-- start --
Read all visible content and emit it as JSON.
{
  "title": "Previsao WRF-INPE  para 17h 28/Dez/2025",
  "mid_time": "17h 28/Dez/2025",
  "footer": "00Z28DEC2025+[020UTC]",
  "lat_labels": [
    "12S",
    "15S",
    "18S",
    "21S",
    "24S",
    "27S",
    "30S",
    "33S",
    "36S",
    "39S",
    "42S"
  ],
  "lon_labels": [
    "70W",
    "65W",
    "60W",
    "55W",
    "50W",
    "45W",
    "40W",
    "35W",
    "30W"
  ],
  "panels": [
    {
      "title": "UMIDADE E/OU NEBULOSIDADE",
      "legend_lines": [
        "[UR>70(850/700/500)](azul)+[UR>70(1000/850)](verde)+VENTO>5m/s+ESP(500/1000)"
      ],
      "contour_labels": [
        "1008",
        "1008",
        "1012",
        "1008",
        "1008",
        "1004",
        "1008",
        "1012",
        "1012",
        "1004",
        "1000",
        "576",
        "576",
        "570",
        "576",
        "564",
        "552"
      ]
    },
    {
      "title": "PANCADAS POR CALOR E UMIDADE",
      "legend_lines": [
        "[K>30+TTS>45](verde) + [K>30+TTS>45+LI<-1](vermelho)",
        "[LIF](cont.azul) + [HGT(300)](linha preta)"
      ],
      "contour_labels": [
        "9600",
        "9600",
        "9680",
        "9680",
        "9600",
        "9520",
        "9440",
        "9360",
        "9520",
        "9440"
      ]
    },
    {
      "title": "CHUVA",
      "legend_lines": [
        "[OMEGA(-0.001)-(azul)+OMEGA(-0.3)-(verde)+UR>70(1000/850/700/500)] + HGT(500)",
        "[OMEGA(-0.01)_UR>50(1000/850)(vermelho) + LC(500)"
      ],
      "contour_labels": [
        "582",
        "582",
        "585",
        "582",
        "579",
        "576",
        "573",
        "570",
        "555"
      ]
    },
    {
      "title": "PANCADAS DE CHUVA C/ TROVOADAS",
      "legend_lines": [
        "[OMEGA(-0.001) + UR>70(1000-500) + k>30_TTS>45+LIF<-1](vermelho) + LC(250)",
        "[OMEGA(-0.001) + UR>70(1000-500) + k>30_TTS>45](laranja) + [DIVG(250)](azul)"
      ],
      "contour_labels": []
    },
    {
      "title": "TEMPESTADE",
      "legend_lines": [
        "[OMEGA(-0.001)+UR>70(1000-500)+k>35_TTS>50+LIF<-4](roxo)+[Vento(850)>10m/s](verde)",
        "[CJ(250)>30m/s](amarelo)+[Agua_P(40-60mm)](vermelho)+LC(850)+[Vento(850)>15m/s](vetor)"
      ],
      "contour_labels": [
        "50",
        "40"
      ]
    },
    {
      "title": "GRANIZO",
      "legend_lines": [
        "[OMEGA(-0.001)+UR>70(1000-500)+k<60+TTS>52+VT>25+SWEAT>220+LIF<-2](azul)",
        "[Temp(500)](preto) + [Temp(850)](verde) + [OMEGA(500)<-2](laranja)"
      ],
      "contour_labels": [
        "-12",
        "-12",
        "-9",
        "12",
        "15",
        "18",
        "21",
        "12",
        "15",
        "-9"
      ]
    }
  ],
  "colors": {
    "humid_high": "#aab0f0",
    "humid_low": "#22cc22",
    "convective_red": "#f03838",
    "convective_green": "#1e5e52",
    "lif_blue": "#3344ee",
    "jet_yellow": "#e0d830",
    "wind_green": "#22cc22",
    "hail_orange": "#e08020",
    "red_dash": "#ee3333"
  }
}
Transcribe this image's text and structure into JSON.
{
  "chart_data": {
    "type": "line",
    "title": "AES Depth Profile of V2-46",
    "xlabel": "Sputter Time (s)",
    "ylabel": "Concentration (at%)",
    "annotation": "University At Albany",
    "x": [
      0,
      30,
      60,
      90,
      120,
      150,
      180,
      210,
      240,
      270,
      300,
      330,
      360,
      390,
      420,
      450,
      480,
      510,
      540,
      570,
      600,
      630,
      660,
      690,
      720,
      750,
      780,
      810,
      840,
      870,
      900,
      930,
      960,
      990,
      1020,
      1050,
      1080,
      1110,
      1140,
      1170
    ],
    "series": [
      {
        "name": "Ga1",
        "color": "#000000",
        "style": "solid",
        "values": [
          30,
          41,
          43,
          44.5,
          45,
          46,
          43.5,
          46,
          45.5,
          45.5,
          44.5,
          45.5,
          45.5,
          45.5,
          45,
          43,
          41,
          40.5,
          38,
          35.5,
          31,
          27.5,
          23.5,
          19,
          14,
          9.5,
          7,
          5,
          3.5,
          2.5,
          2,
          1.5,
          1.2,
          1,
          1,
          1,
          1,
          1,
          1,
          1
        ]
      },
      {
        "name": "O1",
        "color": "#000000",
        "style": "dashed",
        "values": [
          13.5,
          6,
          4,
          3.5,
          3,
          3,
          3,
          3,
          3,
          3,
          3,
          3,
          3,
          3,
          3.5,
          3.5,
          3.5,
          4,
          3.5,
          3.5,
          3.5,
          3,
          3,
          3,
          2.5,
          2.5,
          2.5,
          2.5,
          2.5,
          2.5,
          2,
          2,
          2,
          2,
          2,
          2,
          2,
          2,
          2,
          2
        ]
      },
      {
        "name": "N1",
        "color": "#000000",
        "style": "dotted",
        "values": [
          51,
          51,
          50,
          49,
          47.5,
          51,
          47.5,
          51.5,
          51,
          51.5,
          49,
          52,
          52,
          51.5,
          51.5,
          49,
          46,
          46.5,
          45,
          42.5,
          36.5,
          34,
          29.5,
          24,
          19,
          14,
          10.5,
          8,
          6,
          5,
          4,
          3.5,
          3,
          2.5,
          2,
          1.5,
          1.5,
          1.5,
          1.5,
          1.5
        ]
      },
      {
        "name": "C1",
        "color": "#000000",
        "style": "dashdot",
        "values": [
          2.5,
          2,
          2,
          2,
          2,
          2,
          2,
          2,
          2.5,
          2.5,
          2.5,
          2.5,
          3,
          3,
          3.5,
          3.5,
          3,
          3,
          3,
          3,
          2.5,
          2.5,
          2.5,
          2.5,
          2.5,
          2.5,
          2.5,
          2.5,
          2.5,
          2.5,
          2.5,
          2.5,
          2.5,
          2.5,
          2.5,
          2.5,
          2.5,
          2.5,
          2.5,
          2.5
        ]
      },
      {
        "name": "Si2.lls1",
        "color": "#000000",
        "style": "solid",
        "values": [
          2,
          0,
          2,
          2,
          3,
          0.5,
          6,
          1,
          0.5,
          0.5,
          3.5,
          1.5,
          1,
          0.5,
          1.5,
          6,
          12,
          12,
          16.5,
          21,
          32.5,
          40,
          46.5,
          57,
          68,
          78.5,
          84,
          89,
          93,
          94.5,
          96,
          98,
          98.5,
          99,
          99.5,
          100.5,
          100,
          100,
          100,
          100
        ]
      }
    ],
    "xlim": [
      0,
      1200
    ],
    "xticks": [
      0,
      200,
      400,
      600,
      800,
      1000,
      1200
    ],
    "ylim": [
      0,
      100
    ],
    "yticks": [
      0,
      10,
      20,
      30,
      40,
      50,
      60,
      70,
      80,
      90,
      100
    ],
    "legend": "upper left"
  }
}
-- end --
Directions for this task:
Of the lines in the records, determine how many contain the word "name", and report that number alone.

Response to the task:
5